### Work instructions
Your task is to repeat the entries underneath exactly, minus the pictures.

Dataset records
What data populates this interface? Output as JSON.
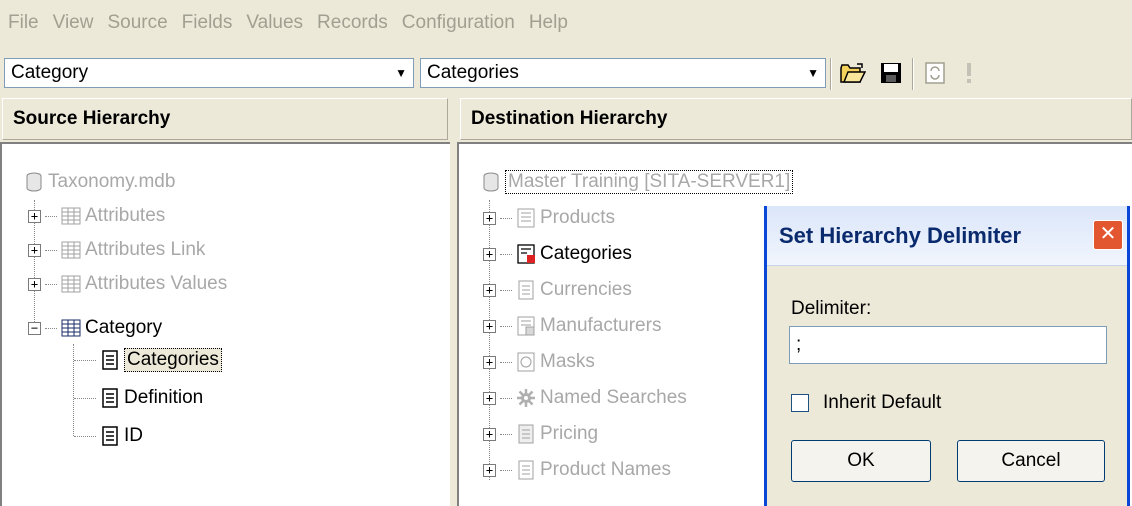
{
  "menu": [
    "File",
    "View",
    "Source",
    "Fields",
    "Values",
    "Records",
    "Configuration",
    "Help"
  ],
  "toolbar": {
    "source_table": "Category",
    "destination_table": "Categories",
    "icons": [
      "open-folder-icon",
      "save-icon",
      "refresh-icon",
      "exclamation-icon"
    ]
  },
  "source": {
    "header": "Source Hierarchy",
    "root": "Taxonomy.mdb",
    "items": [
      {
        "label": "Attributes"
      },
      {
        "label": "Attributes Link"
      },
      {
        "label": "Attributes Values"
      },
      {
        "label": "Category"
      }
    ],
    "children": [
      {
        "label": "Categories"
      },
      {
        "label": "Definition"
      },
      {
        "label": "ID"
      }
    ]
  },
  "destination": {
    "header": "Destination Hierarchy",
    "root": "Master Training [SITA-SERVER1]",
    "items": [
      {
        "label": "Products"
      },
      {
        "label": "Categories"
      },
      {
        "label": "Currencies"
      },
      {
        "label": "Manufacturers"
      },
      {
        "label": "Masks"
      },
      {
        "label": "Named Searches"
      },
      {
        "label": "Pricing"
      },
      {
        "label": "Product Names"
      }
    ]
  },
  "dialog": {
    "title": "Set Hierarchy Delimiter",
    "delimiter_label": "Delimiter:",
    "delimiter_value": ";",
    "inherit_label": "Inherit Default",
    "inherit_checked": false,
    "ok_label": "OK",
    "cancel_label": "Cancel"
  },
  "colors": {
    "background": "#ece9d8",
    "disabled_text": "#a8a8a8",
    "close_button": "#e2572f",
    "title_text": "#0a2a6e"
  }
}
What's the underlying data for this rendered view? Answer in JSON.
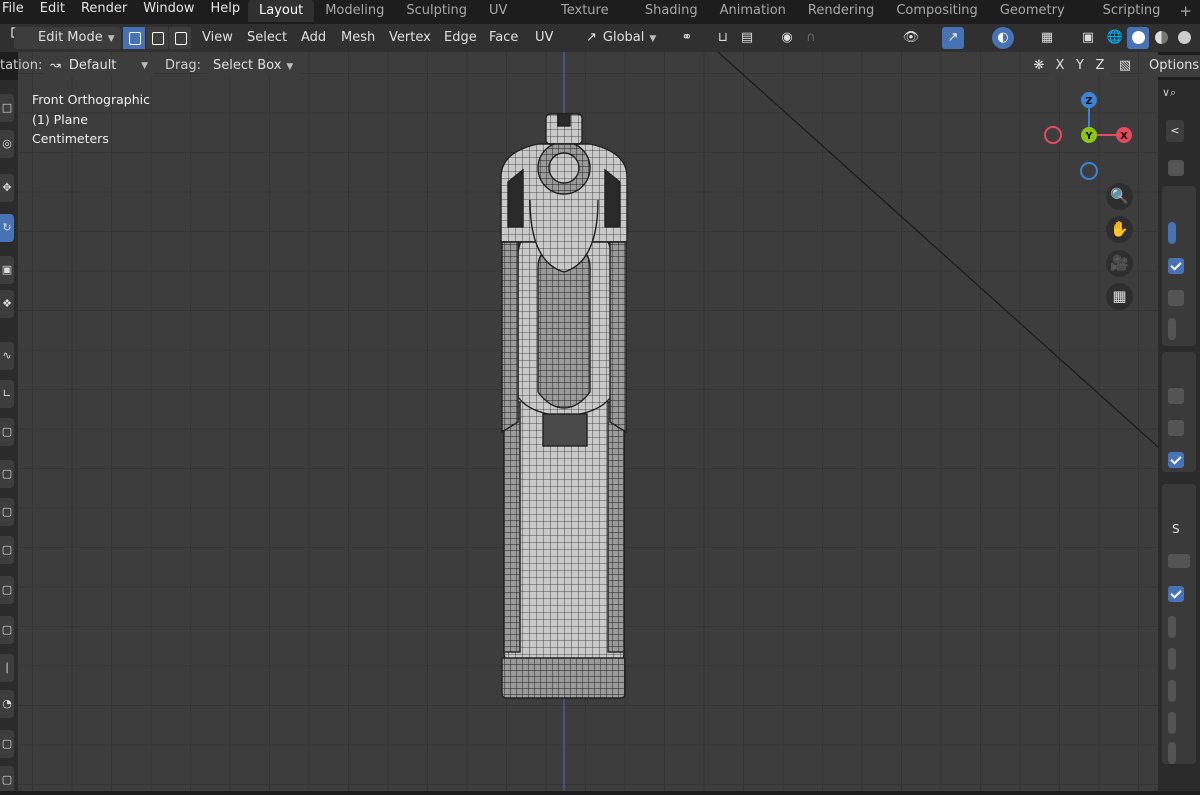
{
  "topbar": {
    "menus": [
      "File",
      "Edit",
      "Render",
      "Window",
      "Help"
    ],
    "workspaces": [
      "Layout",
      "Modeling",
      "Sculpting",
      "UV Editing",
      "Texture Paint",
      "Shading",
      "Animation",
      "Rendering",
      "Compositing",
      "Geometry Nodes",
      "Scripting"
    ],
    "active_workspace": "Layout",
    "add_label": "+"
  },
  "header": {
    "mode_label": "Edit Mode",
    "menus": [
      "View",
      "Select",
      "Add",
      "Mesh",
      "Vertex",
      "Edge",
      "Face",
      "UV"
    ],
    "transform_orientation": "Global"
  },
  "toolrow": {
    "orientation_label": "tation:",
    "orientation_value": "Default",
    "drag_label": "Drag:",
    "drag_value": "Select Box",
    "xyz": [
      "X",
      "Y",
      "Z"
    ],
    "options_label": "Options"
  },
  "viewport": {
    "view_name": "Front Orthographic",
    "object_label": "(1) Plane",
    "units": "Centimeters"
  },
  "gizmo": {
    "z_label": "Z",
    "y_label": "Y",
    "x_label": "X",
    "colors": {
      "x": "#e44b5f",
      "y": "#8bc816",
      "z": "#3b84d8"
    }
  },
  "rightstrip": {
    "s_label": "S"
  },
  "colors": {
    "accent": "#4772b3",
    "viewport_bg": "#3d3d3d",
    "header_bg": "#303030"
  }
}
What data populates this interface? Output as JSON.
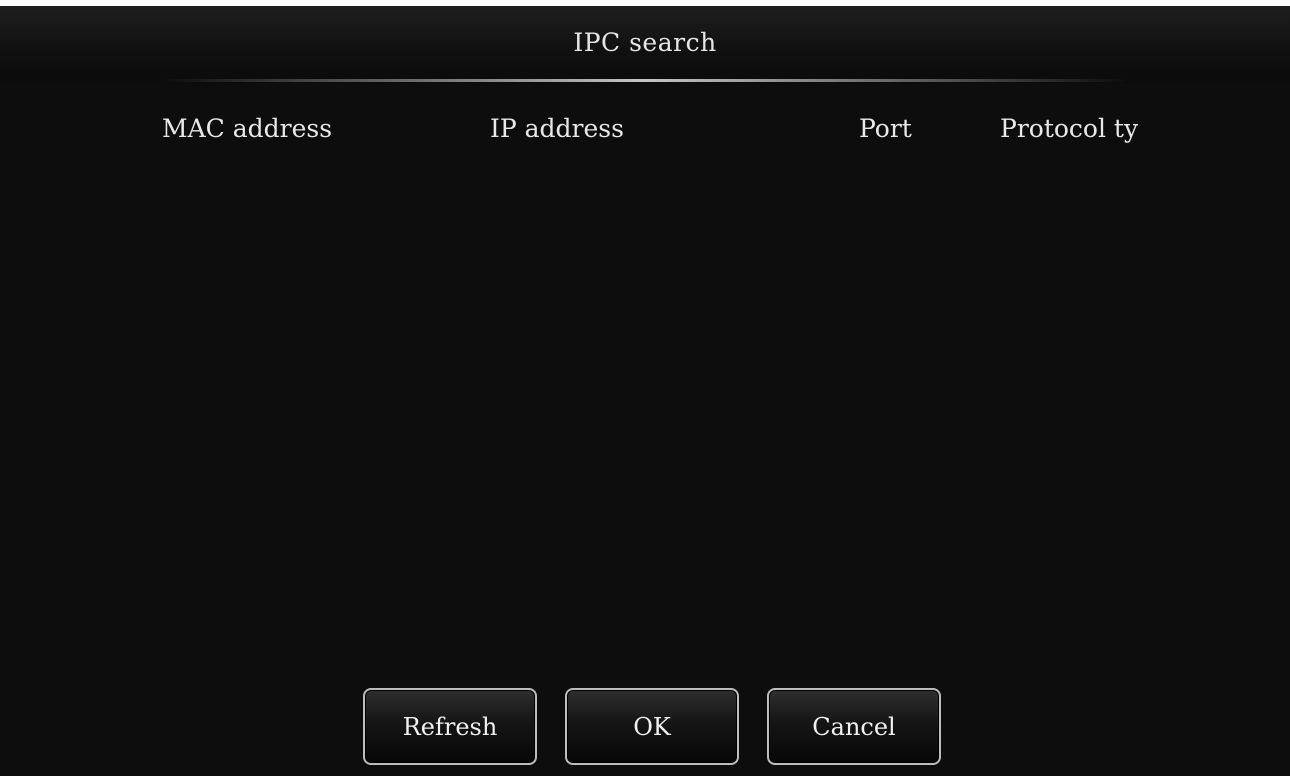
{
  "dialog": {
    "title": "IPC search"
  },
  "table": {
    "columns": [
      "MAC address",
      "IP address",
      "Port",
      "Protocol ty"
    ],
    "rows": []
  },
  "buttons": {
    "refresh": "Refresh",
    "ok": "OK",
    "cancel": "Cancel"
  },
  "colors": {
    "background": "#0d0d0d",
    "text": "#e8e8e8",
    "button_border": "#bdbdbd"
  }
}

### Worked answer
What data populates this interface? Output as JSON.
{
  "menu": [
    "File",
    "View",
    "Source",
    "Fields",
    "Values",
    "Records",
    "Configuration",
    "Help"
  ],
  "toolbar": {
    "source_table": "Category",
    "destination_table": "Categories",
    "icons": [
      "open-folder-icon",
      "save-icon",
      "refresh-icon",
      "exclamation-icon"
    ]
  },
  "source": {
    "header": "Source Hierarchy",
    "root": "Taxonomy.mdb",
    "items": [
      {
        "label": "Attributes"
      },
      {
        "label": "Attributes Link"
      },
      {
        "label": "Attributes Values"
      },
      {
        "label": "Category"
      }
    ],
    "children": [
      {
        "label": "Categories"
      },
      {
        "label": "Definition"
      },
      {
        "label": "ID"
      }
    ]
  },
  "destination": {
    "header": "Destination Hierarchy",
    "root": "Master Training [SITA-SERVER1]",
    "items": [
      {
        "label": "Products"
      },
      {
        "label": "Categories"
      },
      {
        "label": "Currencies"
      },
      {
        "label": "Manufacturers"
      },
      {
        "label": "Masks"
      },
      {
        "label": "Named Searches"
      },
      {
        "label": "Pricing"
      },
      {
        "label": "Product Names"
      }
    ]
  },
  "dialog": {
    "title": "Set Hierarchy Delimiter",
    "delimiter_label": "Delimiter:",
    "delimiter_value": ";",
    "inherit_label": "Inherit Default",
    "inherit_checked": false,
    "ok_label": "OK",
    "cancel_label": "Cancel"
  },
  "colors": {
    "background": "#ece9d8",
    "disabled_text": "#a8a8a8",
    "close_button": "#e2572f",
    "title_text": "#0a2a6e"
  }
}
What's the underlying data for this rendered view? Answer in JSON.
{
  "topbar": {
    "menus": [
      "File",
      "Edit",
      "Render",
      "Window",
      "Help"
    ],
    "workspaces": [
      "Layout",
      "Modeling",
      "Sculpting",
      "UV Editing",
      "Texture Paint",
      "Shading",
      "Animation",
      "Rendering",
      "Compositing",
      "Geometry Nodes",
      "Scripting"
    ],
    "active_workspace": "Layout",
    "add_label": "+"
  },
  "header": {
    "mode_label": "Edit Mode",
    "menus": [
      "View",
      "Select",
      "Add",
      "Mesh",
      "Vertex",
      "Edge",
      "Face",
      "UV"
    ],
    "transform_orientation": "Global"
  },
  "toolrow": {
    "orientation_label": "tation:",
    "orientation_value": "Default",
    "drag_label": "Drag:",
    "drag_value": "Select Box",
    "xyz": [
      "X",
      "Y",
      "Z"
    ],
    "options_label": "Options"
  },
  "viewport": {
    "view_name": "Front Orthographic",
    "object_label": "(1) Plane",
    "units": "Centimeters"
  },
  "gizmo": {
    "z_label": "Z",
    "y_label": "Y",
    "x_label": "X",
    "colors": {
      "x": "#e44b5f",
      "y": "#8bc816",
      "z": "#3b84d8"
    }
  },
  "rightstrip": {
    "s_label": "S"
  },
  "colors": {
    "accent": "#4772b3",
    "viewport_bg": "#3d3d3d",
    "header_bg": "#303030"
  }
}
What data populates this interface? Output as JSON.
{
  "dialog": {
    "title": "IPC search"
  },
  "table": {
    "columns": [
      "MAC address",
      "IP address",
      "Port",
      "Protocol ty"
    ],
    "rows": []
  },
  "buttons": {
    "refresh": "Refresh",
    "ok": "OK",
    "cancel": "Cancel"
  },
  "colors": {
    "background": "#0d0d0d",
    "text": "#e8e8e8",
    "button_border": "#bdbdbd"
  }
}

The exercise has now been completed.